# [What you should do]
Copy out every line exactly as given.

[Saved entries]
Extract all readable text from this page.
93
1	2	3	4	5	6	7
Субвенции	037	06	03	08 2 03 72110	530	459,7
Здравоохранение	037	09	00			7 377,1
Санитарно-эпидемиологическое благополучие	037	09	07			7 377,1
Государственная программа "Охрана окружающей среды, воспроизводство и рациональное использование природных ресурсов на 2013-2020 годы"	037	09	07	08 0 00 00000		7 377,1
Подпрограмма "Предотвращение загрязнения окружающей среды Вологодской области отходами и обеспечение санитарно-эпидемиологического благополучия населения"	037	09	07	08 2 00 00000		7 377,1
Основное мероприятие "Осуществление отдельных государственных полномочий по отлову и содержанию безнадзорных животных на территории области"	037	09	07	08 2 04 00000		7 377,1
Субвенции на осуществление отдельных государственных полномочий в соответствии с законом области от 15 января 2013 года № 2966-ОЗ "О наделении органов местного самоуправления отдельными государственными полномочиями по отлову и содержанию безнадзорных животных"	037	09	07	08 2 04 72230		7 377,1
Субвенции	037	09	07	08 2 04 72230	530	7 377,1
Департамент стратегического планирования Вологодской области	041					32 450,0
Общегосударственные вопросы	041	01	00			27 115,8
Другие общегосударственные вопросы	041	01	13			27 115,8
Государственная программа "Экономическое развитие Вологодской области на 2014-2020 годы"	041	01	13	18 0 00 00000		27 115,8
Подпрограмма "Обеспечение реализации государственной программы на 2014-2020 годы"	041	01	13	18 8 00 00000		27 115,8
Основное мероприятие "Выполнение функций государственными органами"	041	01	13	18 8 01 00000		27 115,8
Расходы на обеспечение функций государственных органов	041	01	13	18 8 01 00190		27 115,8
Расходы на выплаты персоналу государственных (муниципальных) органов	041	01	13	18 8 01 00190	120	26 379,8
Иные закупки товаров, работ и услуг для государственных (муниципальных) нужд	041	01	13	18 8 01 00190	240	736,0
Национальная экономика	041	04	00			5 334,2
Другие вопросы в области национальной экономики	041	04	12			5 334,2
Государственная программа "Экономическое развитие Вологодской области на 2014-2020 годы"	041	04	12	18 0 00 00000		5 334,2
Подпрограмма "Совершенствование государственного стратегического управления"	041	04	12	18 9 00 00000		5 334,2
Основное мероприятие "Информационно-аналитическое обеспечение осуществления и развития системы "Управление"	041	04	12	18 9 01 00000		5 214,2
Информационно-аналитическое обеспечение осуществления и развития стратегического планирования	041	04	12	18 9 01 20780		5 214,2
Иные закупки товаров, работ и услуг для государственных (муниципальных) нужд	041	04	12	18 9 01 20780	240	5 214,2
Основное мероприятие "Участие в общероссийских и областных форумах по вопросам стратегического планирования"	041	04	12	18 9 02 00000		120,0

# [Task solution]
Extract all readable text from this page.
93
1	2	3	4	5	6	7
Субвенции	037	06	03	08 2 03 72110	530	459,7
Здравоохранение	037	09	00			7 377,1
Санитарно-эпидемиологическое благополучие	037	09	07			7 377,1
Государственная программа "Охрана окружающей среды, воспроизводство и рациональное использование природных ресурсов на 2013-2020 годы"	037	09	07	08 0 00 00000		7 377,1
Подпрограмма "Предотвращение загрязнения окружающей среды Вологодской области отходами и обеспечение санитарно-эпидемиологического благополучия населения"	037	09	07	08 2 00 00000		7 377,1
Основное мероприятие "Осуществление отдельных государственных полномочий по отлову и содержанию безнадзорных животных на территории области"	037	09	07	08 2 04 00000		7 377,1
Субвенции на осуществление отдельных государственных полномочий в соответствии с законом области от 15 января 2013 года № 2966-ОЗ "О наделении органов местного самоуправления отдельными государственными полномочиями по отлову и содержанию безнадзорных животных"	037	09	07	08 2 04 72230		7 377,1
Субвенции	037	09	07	08 2 04 72230	530	7 377,1
Департамент стратегического планирования Вологодской области	041					32 450,0
Общегосударственные вопросы	041	01	00			27 115,8
Другие общегосударственные вопросы	041	01	13			27 115,8
Государственная программа "Экономическое развитие Вологодской области на 2014-2020 годы"	041	01	13	18 0 00 00000		27 115,8
Подпрограмма "Обеспечение реализации государственной программы на 2014-2020 годы"	041	01	13	18 8 00 00000		27 115,8
Основное мероприятие "Выполнение функций государственными органами"	041	01	13	18 8 01 00000		27 115,8
Расходы на обеспечение функций государственных органов	041	01	13	18 8 01 00190		27 115,8
Расходы на выплаты персоналу государственных (муниципальных) органов	041	01	13	18 8 01 00190	120	26 379,8
Иные закупки товаров, работ и услуг для государственных (муниципальных) нужд	041	01	13	18 8 01 00190	240	736,0
Национальная экономика	041	04	00			5 334,2
Другие вопросы в области национальной экономики	041	04	12			5 334,2
Государственная программа "Экономическое развитие Вологодской области на 2014-2020 годы"	041	04	12	18 0 00 00000		5 334,2
Подпрограмма "Совершенствование государственного стратегического управления"	041	04	12	18 9 00 00000		5 334,2
Основное мероприятие "Информационно-аналитическое обеспечение осуществления и развития системы "Управление"	041	04	12	18 9 01 00000		5 214,2
Информационно-аналитическое обеспечение осуществления и развития стратегического планирования	041	04	12	18 9 01 20780		5 214,2
Иные закупки товаров, работ и услуг для государственных (муниципальных) нужд	041	04	12	18 9 01 20780	240	5 214,2
Основное мероприятие "Участие в общероссийских и областных форумах по вопросам стратегического планирования"	041	04	12	18 9 02 00000		120,0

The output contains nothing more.